-- Begin Given data --

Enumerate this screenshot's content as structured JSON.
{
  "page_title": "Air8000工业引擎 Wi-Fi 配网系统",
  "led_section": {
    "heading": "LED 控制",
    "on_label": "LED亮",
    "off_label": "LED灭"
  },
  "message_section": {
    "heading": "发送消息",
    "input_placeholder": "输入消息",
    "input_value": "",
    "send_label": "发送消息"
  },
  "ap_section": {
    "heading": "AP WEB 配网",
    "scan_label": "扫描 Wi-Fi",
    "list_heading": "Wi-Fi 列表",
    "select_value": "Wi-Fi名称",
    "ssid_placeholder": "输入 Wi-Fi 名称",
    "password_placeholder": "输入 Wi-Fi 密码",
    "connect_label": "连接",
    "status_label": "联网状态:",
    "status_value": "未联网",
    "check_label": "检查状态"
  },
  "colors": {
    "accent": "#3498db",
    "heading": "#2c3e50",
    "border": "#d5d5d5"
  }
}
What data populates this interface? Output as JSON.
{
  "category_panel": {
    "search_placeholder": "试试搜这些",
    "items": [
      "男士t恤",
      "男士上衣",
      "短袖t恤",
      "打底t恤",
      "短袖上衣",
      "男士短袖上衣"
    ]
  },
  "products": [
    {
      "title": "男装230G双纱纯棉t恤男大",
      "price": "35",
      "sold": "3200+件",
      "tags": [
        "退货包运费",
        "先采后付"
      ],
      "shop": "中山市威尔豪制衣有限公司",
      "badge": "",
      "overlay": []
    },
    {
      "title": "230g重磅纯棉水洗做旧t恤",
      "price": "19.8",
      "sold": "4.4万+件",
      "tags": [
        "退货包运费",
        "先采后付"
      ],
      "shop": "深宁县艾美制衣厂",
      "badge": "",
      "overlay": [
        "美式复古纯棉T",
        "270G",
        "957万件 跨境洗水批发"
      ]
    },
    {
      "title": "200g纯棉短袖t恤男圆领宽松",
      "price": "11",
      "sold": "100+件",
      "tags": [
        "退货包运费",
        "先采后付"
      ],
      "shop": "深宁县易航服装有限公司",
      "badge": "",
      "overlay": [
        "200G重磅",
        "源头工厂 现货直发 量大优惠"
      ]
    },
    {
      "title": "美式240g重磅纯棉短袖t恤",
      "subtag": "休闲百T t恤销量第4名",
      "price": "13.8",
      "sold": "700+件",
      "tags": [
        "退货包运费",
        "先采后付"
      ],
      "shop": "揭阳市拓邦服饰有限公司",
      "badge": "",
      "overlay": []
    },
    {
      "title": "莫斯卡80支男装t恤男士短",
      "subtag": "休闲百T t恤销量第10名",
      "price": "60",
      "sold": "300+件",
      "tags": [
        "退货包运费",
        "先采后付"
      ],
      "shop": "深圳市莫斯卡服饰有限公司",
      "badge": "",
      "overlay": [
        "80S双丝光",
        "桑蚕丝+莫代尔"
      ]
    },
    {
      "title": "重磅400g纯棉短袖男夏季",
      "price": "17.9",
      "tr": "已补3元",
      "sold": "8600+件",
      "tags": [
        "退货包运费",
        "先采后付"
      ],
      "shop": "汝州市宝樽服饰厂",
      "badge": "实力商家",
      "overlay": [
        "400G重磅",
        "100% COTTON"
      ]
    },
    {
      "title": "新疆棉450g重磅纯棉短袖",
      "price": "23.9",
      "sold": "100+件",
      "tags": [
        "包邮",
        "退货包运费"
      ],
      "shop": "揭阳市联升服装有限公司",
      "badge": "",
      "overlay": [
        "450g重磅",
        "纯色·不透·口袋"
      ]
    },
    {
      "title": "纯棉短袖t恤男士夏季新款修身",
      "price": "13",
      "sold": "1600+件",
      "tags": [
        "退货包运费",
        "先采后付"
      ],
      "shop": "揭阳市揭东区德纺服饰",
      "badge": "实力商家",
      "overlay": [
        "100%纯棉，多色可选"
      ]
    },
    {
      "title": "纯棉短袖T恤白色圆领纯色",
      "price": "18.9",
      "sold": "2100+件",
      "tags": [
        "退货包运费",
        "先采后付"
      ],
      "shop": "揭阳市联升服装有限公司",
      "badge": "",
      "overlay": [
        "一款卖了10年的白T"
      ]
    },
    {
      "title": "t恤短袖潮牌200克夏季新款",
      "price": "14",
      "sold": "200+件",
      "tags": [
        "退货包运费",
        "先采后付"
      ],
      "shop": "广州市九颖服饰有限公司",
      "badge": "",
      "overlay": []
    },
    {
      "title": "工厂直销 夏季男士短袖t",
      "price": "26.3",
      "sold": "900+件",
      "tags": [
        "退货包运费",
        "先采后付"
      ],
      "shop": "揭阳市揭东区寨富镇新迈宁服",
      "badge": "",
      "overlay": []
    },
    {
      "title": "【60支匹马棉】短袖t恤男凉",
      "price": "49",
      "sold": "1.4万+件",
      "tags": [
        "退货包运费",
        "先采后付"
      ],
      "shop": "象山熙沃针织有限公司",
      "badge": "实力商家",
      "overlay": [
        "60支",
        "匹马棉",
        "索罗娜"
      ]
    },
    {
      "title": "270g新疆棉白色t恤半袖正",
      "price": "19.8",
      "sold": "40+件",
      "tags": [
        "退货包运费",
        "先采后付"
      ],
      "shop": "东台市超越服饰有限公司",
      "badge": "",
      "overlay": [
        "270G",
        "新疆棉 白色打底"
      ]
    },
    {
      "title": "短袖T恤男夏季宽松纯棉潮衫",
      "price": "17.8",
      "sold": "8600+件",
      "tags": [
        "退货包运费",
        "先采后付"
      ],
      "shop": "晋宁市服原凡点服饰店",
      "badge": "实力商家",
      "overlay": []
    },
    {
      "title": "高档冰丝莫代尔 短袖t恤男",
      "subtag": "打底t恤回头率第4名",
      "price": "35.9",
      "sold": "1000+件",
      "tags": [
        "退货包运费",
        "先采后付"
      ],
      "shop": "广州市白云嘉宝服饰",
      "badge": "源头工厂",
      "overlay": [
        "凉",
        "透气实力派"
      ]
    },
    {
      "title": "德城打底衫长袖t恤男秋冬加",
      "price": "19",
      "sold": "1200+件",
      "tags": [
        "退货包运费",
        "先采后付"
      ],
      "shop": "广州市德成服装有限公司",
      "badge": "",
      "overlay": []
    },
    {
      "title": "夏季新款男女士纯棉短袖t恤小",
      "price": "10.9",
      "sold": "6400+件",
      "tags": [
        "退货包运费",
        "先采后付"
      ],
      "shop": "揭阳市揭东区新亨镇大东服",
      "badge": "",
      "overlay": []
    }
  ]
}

-- End Given data --

# To be done:
Copy each line containing the word "this" from the data.

# Exercise solution:
Enumerate this screenshot's content as structured JSON.
What data populates this interface? Output as JSON.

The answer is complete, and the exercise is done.